Check each line of the records for "color"; collect those that have it.

Stored items
----------------------------------------

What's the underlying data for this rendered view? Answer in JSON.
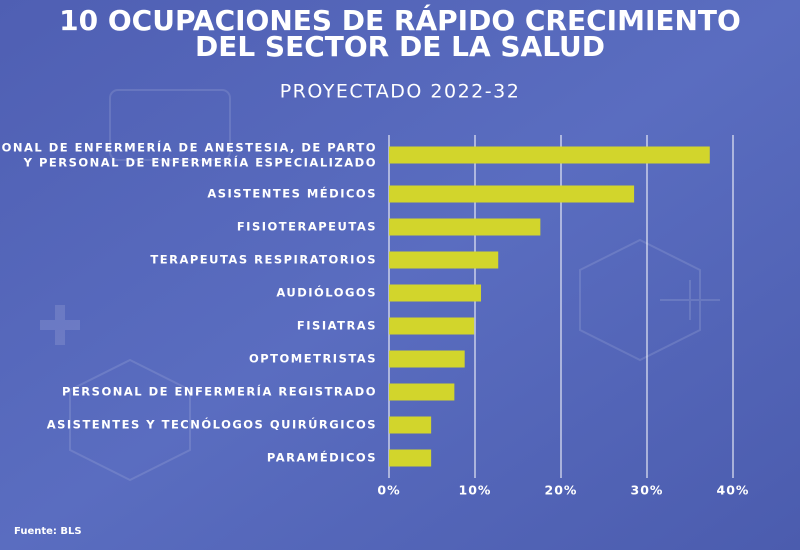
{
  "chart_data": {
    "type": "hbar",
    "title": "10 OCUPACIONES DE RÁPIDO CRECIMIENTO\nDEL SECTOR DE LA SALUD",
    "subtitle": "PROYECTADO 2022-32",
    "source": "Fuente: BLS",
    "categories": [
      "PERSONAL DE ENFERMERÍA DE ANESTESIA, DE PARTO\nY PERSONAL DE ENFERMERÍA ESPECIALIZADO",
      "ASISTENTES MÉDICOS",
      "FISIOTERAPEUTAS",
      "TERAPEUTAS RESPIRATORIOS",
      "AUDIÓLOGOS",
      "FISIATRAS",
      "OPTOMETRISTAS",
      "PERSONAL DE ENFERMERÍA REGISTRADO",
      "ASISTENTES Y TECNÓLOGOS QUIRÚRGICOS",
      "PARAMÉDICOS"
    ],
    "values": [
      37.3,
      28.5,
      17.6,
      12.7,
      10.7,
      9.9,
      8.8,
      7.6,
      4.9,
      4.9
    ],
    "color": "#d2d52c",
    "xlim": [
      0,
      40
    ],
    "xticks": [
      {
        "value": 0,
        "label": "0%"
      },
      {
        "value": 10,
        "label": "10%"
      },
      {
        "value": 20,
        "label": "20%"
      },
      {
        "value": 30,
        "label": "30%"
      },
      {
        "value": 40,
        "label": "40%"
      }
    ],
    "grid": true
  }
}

----------------------------------------

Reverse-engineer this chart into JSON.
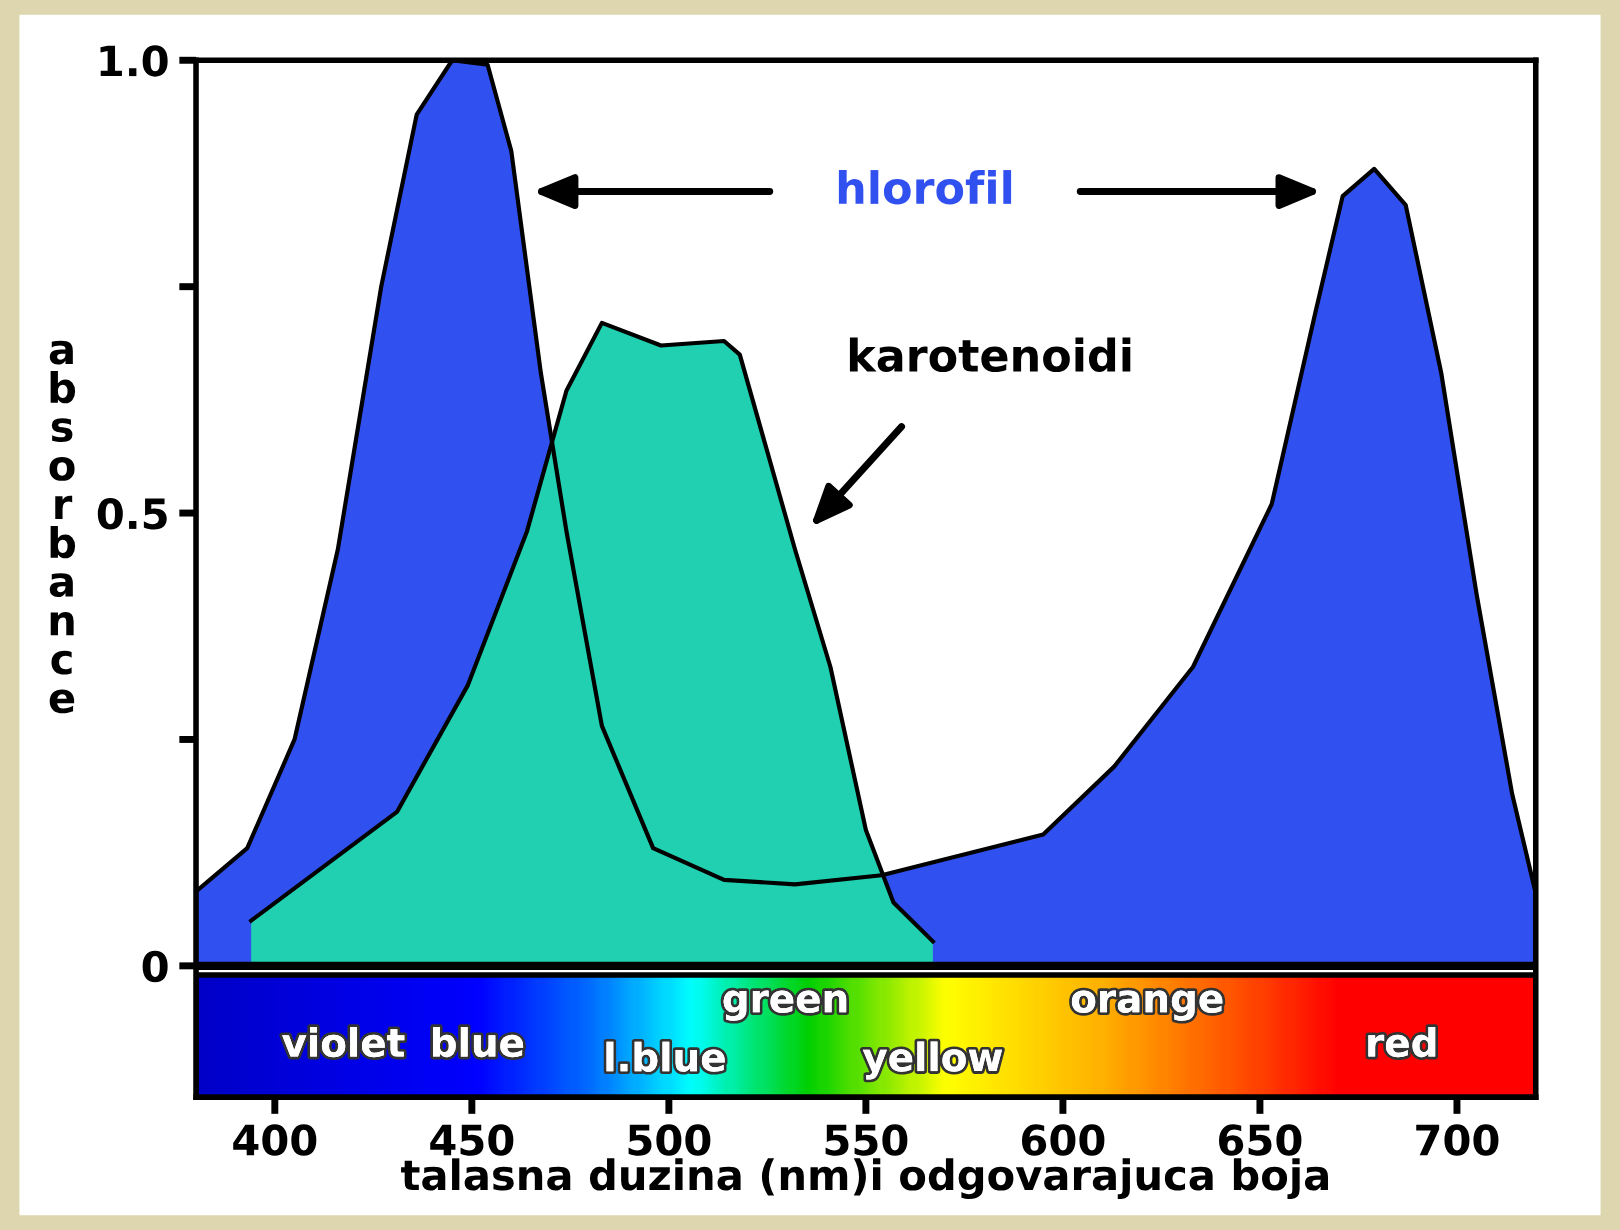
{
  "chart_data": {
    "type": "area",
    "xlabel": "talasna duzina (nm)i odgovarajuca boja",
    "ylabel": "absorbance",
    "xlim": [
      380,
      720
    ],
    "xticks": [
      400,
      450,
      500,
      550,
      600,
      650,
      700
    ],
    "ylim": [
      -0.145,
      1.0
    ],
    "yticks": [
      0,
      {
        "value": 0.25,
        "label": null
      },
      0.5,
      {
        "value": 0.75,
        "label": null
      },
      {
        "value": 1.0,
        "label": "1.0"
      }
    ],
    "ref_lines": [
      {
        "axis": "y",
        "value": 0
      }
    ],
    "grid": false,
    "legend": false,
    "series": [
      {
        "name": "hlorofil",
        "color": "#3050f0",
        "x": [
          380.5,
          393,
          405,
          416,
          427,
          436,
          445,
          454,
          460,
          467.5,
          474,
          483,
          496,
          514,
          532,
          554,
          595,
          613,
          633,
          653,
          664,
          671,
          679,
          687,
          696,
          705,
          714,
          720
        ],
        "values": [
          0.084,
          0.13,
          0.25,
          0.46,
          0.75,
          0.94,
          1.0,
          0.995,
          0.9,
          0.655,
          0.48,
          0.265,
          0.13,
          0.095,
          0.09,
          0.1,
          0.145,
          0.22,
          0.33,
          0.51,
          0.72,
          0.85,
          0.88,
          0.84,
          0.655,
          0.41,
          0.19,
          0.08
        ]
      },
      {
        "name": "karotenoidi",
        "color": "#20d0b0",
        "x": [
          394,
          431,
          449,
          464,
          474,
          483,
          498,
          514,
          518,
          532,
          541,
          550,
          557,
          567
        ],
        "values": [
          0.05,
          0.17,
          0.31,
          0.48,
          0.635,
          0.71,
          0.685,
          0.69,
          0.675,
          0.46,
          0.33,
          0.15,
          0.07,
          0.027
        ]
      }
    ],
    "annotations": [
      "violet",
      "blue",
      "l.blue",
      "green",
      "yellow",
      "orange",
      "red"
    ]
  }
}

----------------------------------------

> Expected answer
    "color": "#d2d52c",
        "color": "#3050f0",
        "color": "#20d0b0",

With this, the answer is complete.